____ GIVEN RECORDS

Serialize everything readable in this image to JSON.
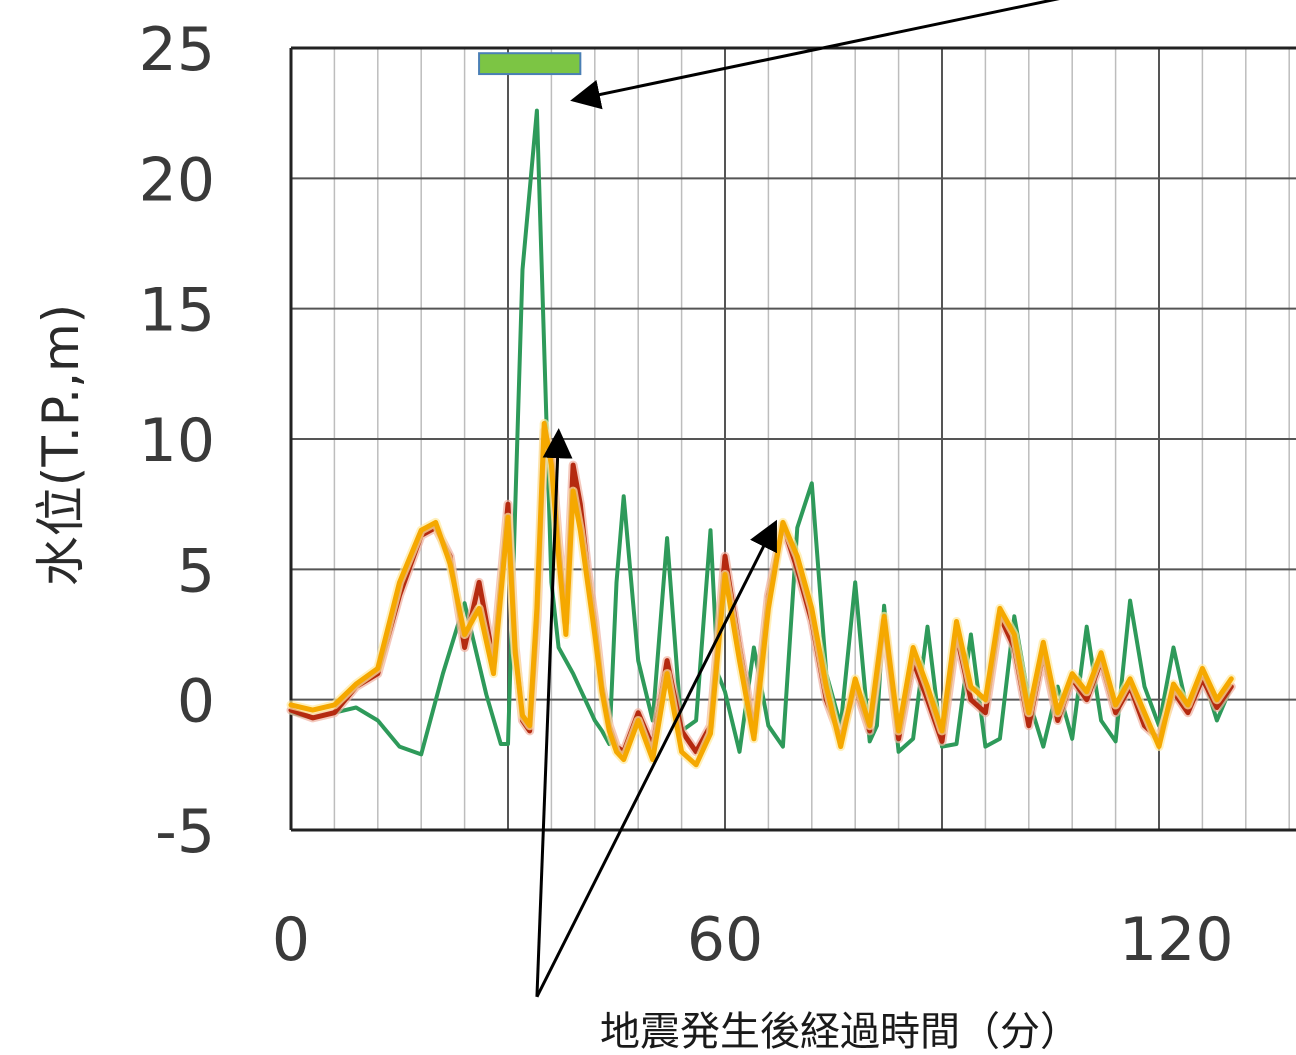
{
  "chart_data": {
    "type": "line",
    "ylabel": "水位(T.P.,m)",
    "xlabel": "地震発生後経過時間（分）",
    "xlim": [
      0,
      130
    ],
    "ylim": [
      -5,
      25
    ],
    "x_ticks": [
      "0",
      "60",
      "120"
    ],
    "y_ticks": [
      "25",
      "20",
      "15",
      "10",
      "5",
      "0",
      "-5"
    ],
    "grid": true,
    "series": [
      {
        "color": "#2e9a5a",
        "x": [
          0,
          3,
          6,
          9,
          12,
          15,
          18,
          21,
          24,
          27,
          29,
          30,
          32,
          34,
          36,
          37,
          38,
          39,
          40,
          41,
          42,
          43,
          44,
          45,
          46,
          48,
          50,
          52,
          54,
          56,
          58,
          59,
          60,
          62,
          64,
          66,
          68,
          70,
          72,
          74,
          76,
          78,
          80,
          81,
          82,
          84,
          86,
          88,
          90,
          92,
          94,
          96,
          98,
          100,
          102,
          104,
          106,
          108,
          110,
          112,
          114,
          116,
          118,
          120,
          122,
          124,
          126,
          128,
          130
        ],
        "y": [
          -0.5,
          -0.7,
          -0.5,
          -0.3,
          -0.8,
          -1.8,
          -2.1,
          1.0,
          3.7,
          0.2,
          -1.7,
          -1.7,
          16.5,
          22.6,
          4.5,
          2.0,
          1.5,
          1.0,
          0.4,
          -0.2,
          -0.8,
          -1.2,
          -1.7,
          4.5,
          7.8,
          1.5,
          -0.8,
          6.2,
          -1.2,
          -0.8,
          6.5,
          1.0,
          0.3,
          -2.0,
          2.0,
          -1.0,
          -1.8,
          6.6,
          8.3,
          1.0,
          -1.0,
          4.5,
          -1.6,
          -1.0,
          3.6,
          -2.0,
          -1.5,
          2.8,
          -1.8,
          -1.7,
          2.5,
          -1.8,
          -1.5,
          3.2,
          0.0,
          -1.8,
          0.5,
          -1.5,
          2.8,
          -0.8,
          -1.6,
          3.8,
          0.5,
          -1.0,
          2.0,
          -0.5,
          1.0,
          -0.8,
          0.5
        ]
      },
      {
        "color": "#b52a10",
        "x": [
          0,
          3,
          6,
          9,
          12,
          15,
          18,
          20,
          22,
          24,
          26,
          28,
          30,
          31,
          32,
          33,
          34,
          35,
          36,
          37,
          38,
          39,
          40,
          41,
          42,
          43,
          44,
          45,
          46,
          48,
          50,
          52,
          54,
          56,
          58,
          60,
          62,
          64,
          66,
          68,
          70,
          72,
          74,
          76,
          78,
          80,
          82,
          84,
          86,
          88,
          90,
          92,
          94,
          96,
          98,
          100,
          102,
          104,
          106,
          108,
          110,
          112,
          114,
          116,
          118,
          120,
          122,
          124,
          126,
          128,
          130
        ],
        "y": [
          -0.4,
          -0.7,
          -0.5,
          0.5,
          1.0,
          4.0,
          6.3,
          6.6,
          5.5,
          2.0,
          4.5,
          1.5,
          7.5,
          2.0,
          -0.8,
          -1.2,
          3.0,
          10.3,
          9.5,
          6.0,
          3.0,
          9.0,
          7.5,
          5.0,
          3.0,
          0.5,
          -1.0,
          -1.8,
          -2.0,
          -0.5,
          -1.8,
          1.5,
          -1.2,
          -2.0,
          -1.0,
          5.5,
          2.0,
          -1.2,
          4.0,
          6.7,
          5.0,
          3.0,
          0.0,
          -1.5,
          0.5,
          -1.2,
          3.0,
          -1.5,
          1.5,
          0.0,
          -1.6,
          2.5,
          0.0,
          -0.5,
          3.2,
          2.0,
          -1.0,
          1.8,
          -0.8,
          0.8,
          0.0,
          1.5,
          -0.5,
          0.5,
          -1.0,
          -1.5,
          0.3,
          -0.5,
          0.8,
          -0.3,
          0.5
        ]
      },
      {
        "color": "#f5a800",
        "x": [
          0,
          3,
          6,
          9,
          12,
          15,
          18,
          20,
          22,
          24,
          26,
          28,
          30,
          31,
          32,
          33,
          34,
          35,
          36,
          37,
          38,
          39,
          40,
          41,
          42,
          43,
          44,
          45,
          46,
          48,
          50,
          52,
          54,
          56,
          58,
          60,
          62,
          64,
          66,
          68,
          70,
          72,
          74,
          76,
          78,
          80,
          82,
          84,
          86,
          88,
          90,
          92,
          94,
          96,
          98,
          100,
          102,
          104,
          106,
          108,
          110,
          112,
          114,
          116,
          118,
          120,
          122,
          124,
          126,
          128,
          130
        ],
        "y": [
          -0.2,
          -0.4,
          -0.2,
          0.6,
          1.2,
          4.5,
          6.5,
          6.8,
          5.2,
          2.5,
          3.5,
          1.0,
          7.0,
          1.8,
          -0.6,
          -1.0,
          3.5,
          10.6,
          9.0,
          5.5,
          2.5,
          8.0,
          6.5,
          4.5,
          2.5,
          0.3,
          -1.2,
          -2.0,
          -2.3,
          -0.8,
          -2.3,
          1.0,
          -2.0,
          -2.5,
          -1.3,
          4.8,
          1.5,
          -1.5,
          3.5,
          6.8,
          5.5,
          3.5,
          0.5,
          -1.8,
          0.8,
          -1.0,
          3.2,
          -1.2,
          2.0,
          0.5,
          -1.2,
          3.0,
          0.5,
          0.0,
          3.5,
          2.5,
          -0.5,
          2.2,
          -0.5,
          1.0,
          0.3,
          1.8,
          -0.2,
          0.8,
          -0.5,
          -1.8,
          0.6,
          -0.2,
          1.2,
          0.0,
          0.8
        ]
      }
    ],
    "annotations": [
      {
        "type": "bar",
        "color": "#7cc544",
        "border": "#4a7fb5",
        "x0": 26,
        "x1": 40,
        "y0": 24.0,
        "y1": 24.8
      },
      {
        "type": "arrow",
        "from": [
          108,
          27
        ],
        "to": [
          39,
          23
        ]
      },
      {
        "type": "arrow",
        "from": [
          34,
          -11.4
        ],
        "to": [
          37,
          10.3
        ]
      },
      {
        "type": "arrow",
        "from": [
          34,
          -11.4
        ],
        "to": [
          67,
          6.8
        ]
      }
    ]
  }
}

________
____ GIVEN RECORDS

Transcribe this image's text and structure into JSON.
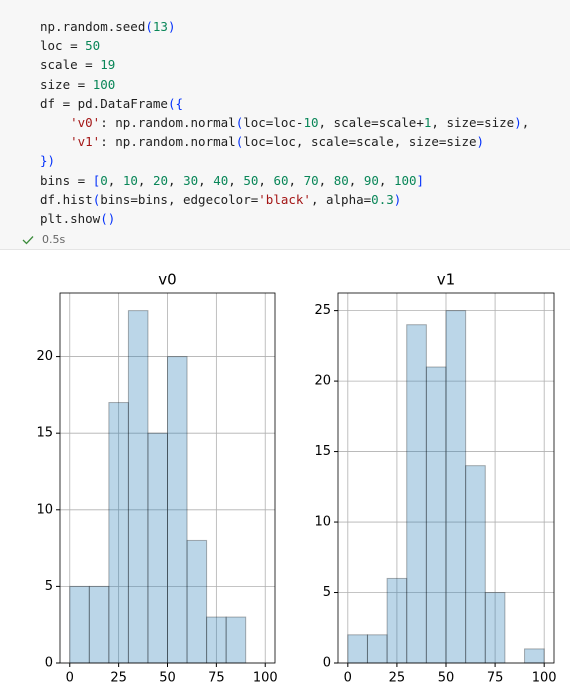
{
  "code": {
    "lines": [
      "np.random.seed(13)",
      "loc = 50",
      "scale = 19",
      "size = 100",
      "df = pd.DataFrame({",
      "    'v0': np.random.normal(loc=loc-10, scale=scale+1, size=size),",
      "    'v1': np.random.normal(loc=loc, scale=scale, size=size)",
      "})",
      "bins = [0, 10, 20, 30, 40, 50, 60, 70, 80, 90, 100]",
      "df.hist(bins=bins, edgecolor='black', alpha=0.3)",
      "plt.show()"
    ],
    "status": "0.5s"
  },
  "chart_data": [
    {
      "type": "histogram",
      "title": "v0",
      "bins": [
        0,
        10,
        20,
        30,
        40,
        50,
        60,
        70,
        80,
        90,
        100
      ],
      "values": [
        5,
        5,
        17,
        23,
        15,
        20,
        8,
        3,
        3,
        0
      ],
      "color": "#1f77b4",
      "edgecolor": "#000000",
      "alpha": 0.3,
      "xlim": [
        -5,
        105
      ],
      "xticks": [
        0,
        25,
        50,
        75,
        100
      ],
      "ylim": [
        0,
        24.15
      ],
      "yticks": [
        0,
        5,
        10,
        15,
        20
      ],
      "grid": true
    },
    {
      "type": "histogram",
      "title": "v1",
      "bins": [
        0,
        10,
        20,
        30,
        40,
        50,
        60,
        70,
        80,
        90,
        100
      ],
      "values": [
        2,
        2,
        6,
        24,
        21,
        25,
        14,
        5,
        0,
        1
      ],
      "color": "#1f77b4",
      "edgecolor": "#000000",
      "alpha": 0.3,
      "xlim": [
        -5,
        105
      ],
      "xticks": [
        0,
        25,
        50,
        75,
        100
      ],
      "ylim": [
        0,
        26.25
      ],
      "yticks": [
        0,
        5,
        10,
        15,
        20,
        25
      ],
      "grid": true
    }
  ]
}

________

→ **EXERCISE DIRECTIONS**
Go through the listing above and return every line where the word "scale" occurs.

→ **COMPLETE OUTPUT**
      "scale = 19",
      "    'v0': np.random.normal(loc=loc-10, scale=scale+1, size=size),",
      "    'v1': np.random.normal(loc=loc, scale=scale, size=size)",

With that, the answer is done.